**Exercise directions:**
Your task is to filter the data below down to the lines holding "Hjem".

--- START OF Data shown ---

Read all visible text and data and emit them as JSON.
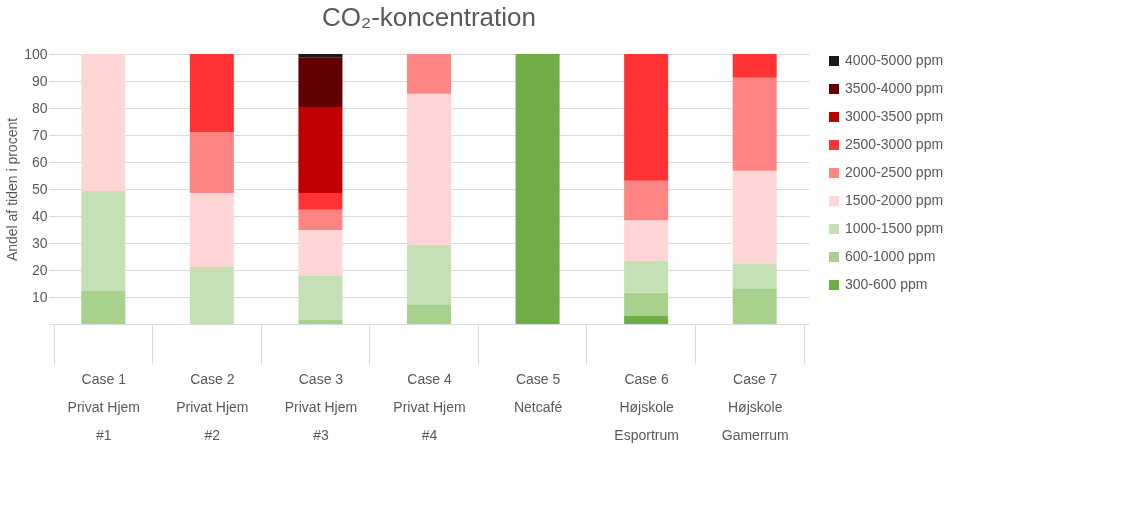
{
  "chart_data": {
    "type": "bar",
    "title": "CO₂-koncentration",
    "ylabel": "Andel af tiden i procent",
    "categories": [
      "Case 1\nPrivat Hjem\n#1",
      "Case 2\nPrivat Hjem\n#2",
      "Case 3\nPrivat Hjem\n#3",
      "Case 4\nPrivat Hjem\n#4",
      "Case 5\nNetcafé",
      "Case 6\nHøjskole\nEsportrum",
      "Case 7\nHøjskole\nGamerrum"
    ],
    "stacked": true,
    "ylim": [
      0,
      100
    ],
    "yticks": [
      10,
      20,
      30,
      40,
      50,
      60,
      70,
      80,
      90,
      100
    ],
    "grid": "y",
    "legend": "right",
    "series": [
      {
        "name": "300-600 ppm",
        "color": "#70ad47",
        "values": [
          null,
          null,
          null,
          null,
          100,
          3.0,
          null
        ]
      },
      {
        "name": "600-1000 ppm",
        "color": "#a9d18e",
        "values": [
          12.2,
          null,
          1.5,
          7.3,
          null,
          8.6,
          13.2
        ]
      },
      {
        "name": "1000-1500 ppm",
        "color": "#c5e0b4",
        "values": [
          37.1,
          21.1,
          16.6,
          22.0,
          null,
          11.7,
          9.1
        ]
      },
      {
        "name": "1500-2000 ppm",
        "color": "#ffd5d5",
        "values": [
          50.7,
          27.4,
          16.7,
          56.0,
          null,
          15.1,
          34.5
        ]
      },
      {
        "name": "2000-2500 ppm",
        "color": "#ff8585",
        "values": [
          null,
          22.6,
          7.5,
          14.7,
          null,
          14.7,
          34.4
        ]
      },
      {
        "name": "2500-3000 ppm",
        "color": "#ff3333",
        "values": [
          null,
          28.9,
          6.2,
          null,
          null,
          46.9,
          8.8
        ]
      },
      {
        "name": "3000-3500 ppm",
        "color": "#c00000",
        "values": [
          null,
          null,
          31.9,
          null,
          null,
          null,
          null
        ]
      },
      {
        "name": "3500-4000 ppm",
        "color": "#600000",
        "values": [
          null,
          null,
          18.4,
          null,
          null,
          null,
          null
        ]
      },
      {
        "name": "4000-5000 ppm",
        "color": "#1a1a1a",
        "values": [
          null,
          null,
          1.2,
          null,
          null,
          null,
          null
        ]
      }
    ]
  }
}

--- END OF Data shown ---

**Task output:**
      "Case 1\nPrivat Hjem\n#1",
      "Case 2\nPrivat Hjem\n#2",
      "Case 3\nPrivat Hjem\n#3",
      "Case 4\nPrivat Hjem\n#4",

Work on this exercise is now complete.